> **THE TASK**
Copy out each line in the material below that has the word "title".

> **RECORDS**

________________________

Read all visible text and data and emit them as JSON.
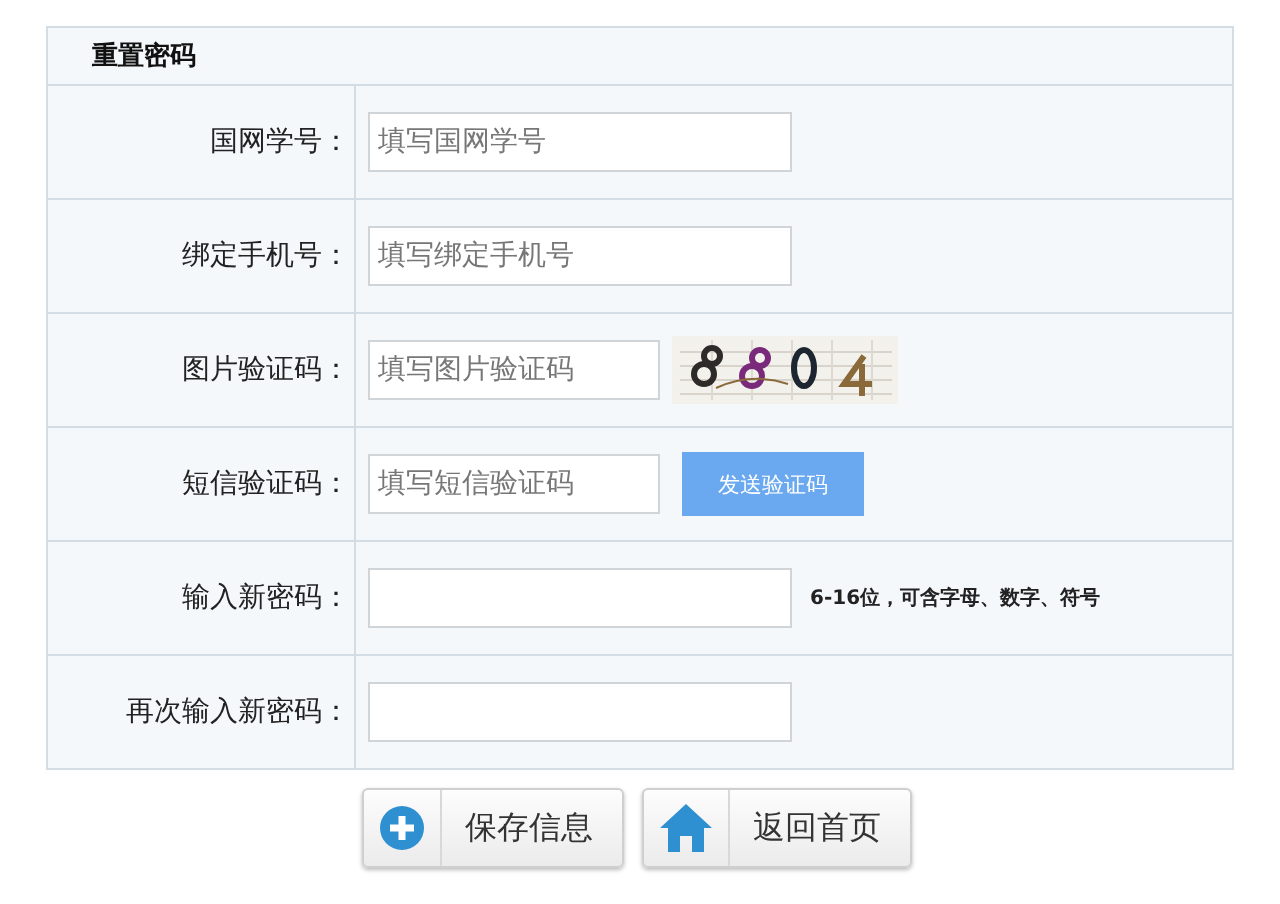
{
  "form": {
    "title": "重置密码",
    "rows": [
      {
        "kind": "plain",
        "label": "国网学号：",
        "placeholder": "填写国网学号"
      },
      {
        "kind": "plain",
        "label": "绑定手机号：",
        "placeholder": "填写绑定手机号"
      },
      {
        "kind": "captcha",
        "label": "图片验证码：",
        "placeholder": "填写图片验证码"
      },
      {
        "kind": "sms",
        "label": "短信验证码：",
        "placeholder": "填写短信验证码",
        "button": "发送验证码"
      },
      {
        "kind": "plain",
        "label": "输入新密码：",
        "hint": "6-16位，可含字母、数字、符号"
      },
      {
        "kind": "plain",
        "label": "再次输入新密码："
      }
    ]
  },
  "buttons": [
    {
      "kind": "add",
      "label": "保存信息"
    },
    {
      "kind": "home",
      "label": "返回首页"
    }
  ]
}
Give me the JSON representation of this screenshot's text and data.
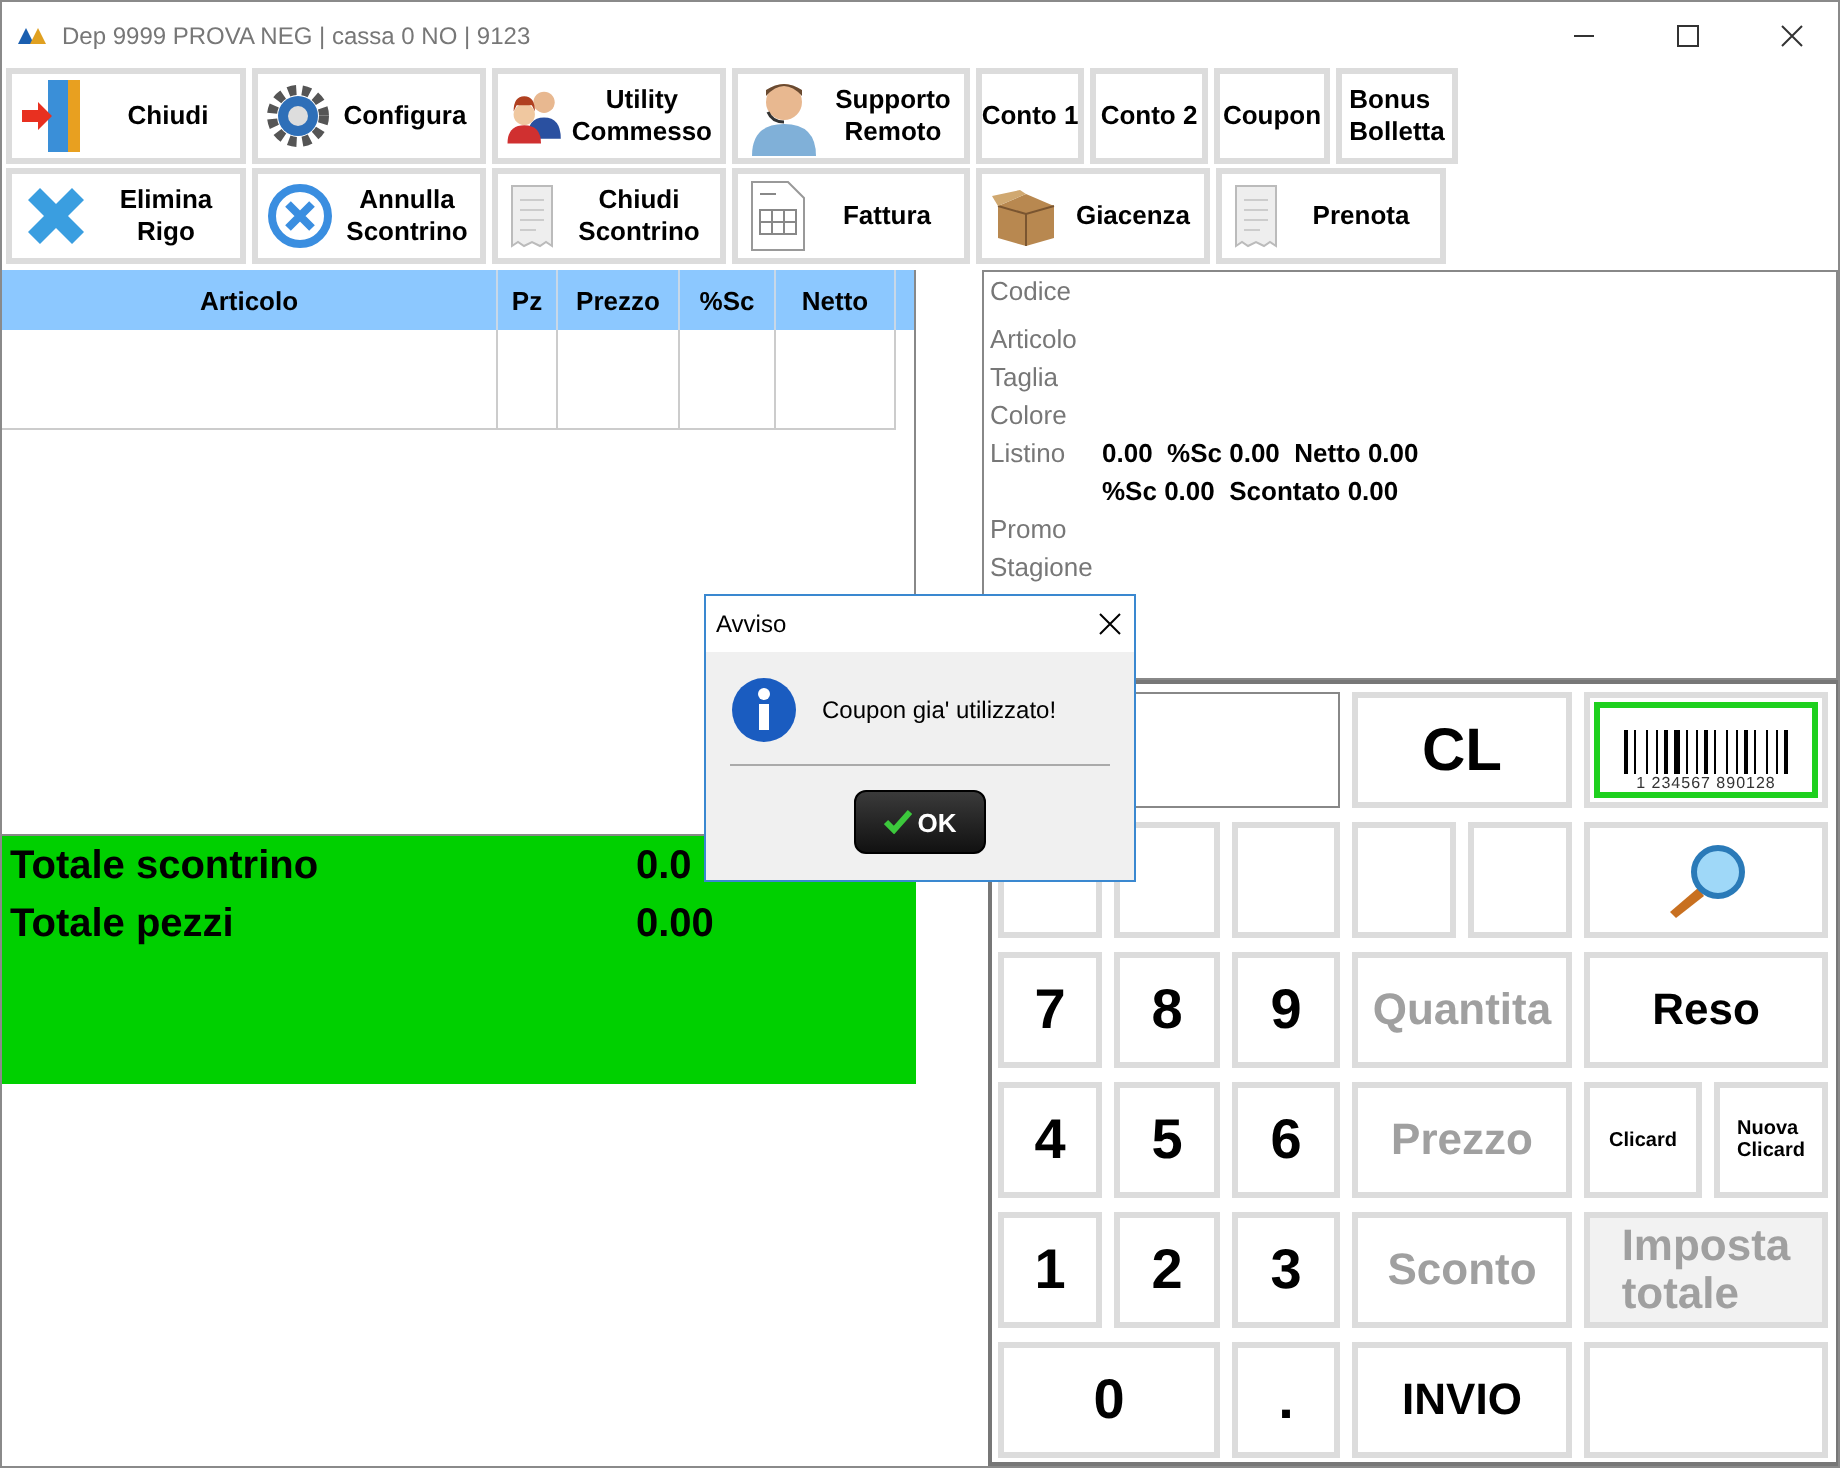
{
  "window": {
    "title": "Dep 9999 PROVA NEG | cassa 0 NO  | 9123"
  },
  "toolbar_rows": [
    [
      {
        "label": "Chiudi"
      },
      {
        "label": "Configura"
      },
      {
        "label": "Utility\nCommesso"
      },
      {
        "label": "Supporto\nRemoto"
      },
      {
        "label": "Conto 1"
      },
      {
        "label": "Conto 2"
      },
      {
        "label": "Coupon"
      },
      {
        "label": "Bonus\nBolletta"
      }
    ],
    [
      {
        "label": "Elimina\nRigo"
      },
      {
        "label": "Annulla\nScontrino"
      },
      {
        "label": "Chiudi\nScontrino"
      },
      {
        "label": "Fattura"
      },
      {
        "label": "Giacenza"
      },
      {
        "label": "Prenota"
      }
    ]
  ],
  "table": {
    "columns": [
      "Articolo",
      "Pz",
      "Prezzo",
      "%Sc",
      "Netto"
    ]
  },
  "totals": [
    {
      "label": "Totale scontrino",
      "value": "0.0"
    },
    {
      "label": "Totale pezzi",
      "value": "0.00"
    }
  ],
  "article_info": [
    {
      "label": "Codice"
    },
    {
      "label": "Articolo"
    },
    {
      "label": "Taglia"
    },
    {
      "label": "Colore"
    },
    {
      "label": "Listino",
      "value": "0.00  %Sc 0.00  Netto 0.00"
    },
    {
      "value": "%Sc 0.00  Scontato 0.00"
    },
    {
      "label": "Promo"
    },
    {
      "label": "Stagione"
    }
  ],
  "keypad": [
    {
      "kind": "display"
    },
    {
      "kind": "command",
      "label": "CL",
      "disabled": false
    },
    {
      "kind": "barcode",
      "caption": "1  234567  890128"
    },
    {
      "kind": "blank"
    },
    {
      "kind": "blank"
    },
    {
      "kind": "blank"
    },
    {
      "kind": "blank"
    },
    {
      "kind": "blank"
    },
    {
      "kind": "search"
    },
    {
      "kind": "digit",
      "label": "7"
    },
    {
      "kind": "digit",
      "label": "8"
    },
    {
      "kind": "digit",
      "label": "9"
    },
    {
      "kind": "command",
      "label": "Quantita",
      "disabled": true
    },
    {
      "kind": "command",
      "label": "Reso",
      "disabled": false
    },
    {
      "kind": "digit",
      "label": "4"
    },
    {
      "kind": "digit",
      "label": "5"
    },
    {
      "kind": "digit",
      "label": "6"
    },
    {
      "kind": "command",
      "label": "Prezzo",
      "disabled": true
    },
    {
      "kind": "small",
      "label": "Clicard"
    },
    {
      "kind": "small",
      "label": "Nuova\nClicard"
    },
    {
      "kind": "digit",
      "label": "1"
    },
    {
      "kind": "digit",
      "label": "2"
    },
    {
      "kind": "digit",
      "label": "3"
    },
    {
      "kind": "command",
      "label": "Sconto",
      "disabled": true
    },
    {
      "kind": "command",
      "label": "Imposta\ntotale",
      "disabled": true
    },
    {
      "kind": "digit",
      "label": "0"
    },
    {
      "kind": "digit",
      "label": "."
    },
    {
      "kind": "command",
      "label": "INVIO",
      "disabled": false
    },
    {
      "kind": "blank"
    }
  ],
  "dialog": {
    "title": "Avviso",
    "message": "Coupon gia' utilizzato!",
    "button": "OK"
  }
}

________________________

> **OUTPUT BELOW**
    "title": "重置密码",
    "title": "Dep 9999 PROVA NEG | cassa 0 NO  | 9123"
    "title": "Avviso",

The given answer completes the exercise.